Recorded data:
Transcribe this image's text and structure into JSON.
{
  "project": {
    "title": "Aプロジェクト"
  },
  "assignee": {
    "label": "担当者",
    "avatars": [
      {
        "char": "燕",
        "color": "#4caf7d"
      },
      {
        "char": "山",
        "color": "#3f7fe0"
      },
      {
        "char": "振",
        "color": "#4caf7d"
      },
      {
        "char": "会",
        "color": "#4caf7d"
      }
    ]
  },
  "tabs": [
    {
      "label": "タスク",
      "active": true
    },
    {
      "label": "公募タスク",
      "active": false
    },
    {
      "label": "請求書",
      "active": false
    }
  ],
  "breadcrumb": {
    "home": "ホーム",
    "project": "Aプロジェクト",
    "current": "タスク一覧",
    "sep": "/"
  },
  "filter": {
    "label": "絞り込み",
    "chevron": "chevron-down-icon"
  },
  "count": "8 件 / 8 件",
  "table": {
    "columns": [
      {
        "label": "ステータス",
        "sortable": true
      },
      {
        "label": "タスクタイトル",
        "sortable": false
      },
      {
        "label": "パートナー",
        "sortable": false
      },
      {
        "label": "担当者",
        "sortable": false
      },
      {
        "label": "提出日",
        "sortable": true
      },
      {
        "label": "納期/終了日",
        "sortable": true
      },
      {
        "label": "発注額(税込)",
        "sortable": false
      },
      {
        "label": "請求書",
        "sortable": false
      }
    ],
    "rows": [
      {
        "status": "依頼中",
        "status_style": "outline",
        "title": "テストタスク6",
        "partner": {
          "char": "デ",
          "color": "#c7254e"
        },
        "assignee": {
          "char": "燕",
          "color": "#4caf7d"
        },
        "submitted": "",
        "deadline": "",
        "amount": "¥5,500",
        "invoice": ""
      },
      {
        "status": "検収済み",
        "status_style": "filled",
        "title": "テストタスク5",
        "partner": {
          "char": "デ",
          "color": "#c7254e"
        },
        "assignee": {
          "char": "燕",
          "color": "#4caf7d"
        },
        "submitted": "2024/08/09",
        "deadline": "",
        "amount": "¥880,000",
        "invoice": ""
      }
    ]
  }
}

Work required
Find "title". Copy every line it occurs in.

Output of the exercise
    "title": "Aプロジェクト"
        "title": "テストタスク6",
        "title": "テストタスク5",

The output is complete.